# Task prompt
In the records below, pick out all lines containing the word "title".
+++ Data
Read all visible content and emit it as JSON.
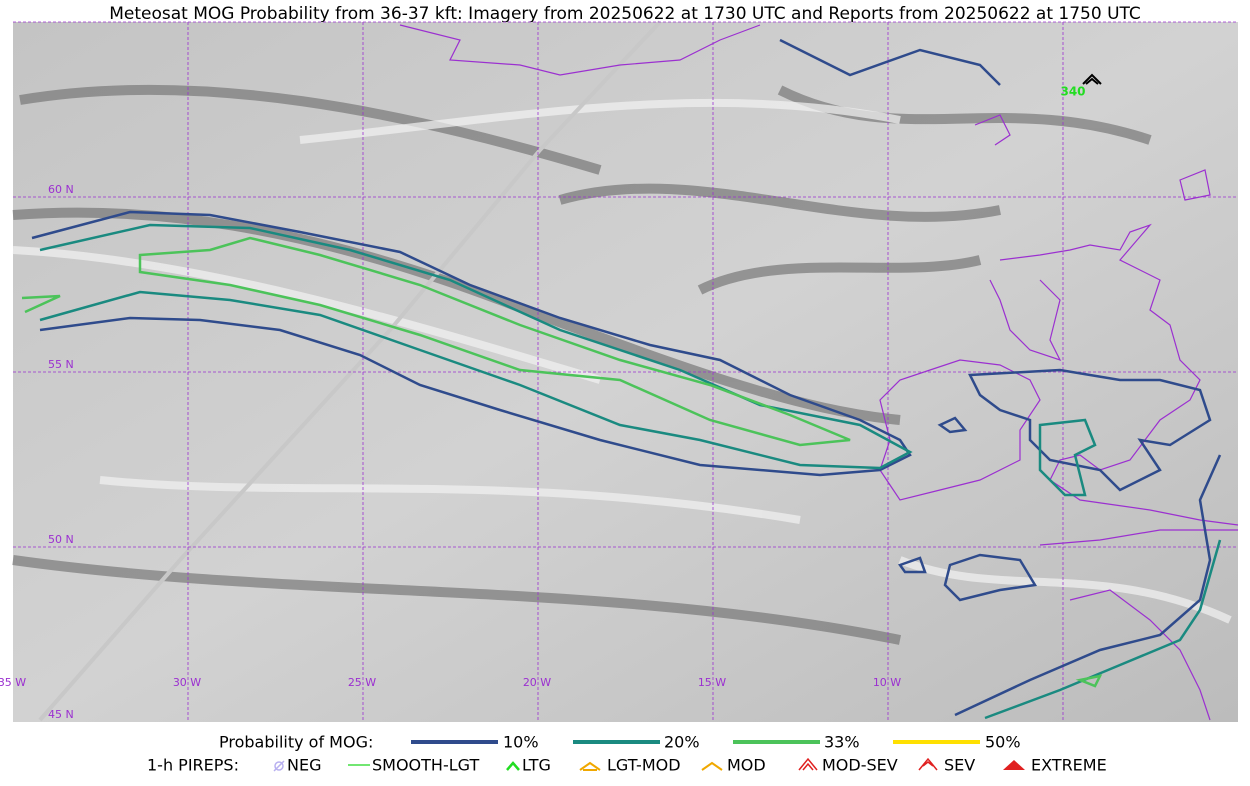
{
  "title": "Meteosat MOG Probability from 36-37 kft: Imagery from 20250622 at 1730 UTC and Reports from 20250622 at 1750 UTC",
  "map": {
    "lat_labels": [
      "60 N",
      "55 N",
      "50 N",
      "45 N"
    ],
    "lon_labels": [
      "35 W",
      "30 W",
      "25 W",
      "20 W",
      "15 W",
      "10 W"
    ],
    "pirep_labels": [
      "340"
    ]
  },
  "legend": {
    "probability": {
      "title": "Probability of MOG:",
      "items": [
        "10%",
        "20%",
        "33%",
        "50%"
      ]
    },
    "pireps": {
      "title": "1-h PIREPS:",
      "items": [
        "NEG",
        "SMOOTH-LGT",
        "LTG",
        "LGT-MOD",
        "MOD",
        "MOD-SEV",
        "SEV",
        "EXTREME"
      ]
    }
  }
}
++++++
# Exercise solution
  "title": "Meteosat MOG Probability from 36-37 kft: Imagery from 20250622 at 1730 UTC and Reports from 20250622 at 1750 UTC",
      "title": "Probability of MOG:",
      "title": "1-h PIREPS:",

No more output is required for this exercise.